=== What the exercise asks ===
Extract the entries in their exact form.

[Stored data entries]

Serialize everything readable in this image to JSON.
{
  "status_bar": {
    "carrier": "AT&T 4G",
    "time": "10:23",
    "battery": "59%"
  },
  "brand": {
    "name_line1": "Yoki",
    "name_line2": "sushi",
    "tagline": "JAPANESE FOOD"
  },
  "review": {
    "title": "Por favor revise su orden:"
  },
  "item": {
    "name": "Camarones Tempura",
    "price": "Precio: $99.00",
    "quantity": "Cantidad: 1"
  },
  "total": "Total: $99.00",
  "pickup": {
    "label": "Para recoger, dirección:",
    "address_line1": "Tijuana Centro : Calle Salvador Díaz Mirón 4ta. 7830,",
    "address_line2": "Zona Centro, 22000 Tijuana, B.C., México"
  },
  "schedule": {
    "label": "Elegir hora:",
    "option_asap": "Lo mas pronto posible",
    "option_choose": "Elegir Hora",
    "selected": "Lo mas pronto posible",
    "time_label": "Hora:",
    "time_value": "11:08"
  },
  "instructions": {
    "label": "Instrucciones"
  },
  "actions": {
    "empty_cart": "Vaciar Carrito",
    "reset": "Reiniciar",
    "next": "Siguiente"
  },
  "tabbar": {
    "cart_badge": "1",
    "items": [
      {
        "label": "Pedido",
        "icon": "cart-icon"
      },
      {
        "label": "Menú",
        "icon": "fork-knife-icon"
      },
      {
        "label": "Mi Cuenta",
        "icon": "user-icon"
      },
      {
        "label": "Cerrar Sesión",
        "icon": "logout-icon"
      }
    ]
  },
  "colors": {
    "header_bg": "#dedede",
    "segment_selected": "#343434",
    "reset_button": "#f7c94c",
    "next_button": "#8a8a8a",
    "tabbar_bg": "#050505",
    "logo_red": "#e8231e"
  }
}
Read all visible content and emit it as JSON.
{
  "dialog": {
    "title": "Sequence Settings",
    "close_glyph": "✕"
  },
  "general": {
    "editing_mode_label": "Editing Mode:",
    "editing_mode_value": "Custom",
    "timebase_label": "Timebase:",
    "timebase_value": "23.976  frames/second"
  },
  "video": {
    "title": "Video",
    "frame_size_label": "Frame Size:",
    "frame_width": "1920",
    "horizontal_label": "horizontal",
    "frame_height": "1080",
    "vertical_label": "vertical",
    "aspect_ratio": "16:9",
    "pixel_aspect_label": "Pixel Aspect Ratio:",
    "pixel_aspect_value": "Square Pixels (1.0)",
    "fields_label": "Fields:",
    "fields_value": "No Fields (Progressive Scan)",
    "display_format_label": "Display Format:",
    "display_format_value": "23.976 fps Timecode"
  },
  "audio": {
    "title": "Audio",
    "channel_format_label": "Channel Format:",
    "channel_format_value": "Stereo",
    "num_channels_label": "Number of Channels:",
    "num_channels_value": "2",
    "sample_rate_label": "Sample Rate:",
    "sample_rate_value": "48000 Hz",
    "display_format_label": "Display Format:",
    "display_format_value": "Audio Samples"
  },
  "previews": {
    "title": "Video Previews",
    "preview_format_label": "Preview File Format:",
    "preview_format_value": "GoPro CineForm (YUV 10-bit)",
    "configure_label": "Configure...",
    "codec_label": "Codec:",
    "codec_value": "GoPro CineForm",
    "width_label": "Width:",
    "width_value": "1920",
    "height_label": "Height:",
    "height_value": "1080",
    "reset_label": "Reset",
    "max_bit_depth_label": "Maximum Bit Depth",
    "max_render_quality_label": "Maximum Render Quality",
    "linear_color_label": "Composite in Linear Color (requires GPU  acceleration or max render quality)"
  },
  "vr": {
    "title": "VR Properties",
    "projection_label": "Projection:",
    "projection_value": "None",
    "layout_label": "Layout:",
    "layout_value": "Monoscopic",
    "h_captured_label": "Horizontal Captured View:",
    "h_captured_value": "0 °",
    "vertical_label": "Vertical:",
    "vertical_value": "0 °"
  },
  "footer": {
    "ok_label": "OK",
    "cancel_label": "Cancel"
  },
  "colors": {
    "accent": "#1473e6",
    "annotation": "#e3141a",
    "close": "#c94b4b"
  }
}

=== Response ===
Serialize everything readable in this image to JSON.
{
  "status_bar": {
    "carrier": "AT&T 4G",
    "time": "10:23",
    "battery": "59%"
  },
  "brand": {
    "name_line1": "Yoki",
    "name_line2": "sushi",
    "tagline": "JAPANESE FOOD"
  },
  "review": {
    "title": "Por favor revise su orden:"
  },
  "item": {
    "name": "Camarones Tempura",
    "price": "Precio: $99.00",
    "quantity": "Cantidad: 1"
  },
  "total": "Total: $99.00",
  "pickup": {
    "label": "Para recoger, dirección:",
    "address_line1": "Tijuana Centro : Calle Salvador Díaz Mirón 4ta. 7830,",
    "address_line2": "Zona Centro, 22000 Tijuana, B.C., México"
  },
  "schedule": {
    "label": "Elegir hora:",
    "option_asap": "Lo mas pronto posible",
    "option_choose": "Elegir Hora",
    "selected": "Lo mas pronto posible",
    "time_label": "Hora:",
    "time_value": "11:08"
  },
  "instructions": {
    "label": "Instrucciones"
  },
  "actions": {
    "empty_cart": "Vaciar Carrito",
    "reset": "Reiniciar",
    "next": "Siguiente"
  },
  "tabbar": {
    "cart_badge": "1",
    "items": [
      {
        "label": "Pedido",
        "icon": "cart-icon"
      },
      {
        "label": "Menú",
        "icon": "fork-knife-icon"
      },
      {
        "label": "Mi Cuenta",
        "icon": "user-icon"
      },
      {
        "label": "Cerrar Sesión",
        "icon": "logout-icon"
      }
    ]
  },
  "colors": {
    "header_bg": "#dedede",
    "segment_selected": "#343434",
    "reset_button": "#f7c94c",
    "next_button": "#8a8a8a",
    "tabbar_bg": "#050505",
    "logo_red": "#e8231e"
  }
}
Read all visible content and emit it as JSON.
{
  "dialog": {
    "title": "Sequence Settings",
    "close_glyph": "✕"
  },
  "general": {
    "editing_mode_label": "Editing Mode:",
    "editing_mode_value": "Custom",
    "timebase_label": "Timebase:",
    "timebase_value": "23.976  frames/second"
  },
  "video": {
    "title": "Video",
    "frame_size_label": "Frame Size:",
    "frame_width": "1920",
    "horizontal_label": "horizontal",
    "frame_height": "1080",
    "vertical_label": "vertical",
    "aspect_ratio": "16:9",
    "pixel_aspect_label": "Pixel Aspect Ratio:",
    "pixel_aspect_value": "Square Pixels (1.0)",
    "fields_label": "Fields:",
    "fields_value": "No Fields (Progressive Scan)",
    "display_format_label": "Display Format:",
    "display_format_value": "23.976 fps Timecode"
  },
  "audio": {
    "title": "Audio",
    "channel_format_label": "Channel Format:",
    "channel_format_value": "Stereo",
    "num_channels_label": "Number of Channels:",
    "num_channels_value": "2",
    "sample_rate_label": "Sample Rate:",
    "sample_rate_value": "48000 Hz",
    "display_format_label": "Display Format:",
    "display_format_value": "Audio Samples"
  },
  "previews": {
    "title": "Video Previews",
    "preview_format_label": "Preview File Format:",
    "preview_format_value": "GoPro CineForm (YUV 10-bit)",
    "configure_label": "Configure...",
    "codec_label": "Codec:",
    "codec_value": "GoPro CineForm",
    "width_label": "Width:",
    "width_value": "1920",
    "height_label": "Height:",
    "height_value": "1080",
    "reset_label": "Reset",
    "max_bit_depth_label": "Maximum Bit Depth",
    "max_render_quality_label": "Maximum Render Quality",
    "linear_color_label": "Composite in Linear Color (requires GPU  acceleration or max render quality)"
  },
  "vr": {
    "title": "VR Properties",
    "projection_label": "Projection:",
    "projection_value": "None",
    "layout_label": "Layout:",
    "layout_value": "Monoscopic",
    "h_captured_label": "Horizontal Captured View:",
    "h_captured_value": "0 °",
    "vertical_label": "Vertical:",
    "vertical_value": "0 °"
  },
  "footer": {
    "ok_label": "OK",
    "cancel_label": "Cancel"
  },
  "colors": {
    "accent": "#1473e6",
    "annotation": "#e3141a",
    "close": "#c94b4b"
  }
}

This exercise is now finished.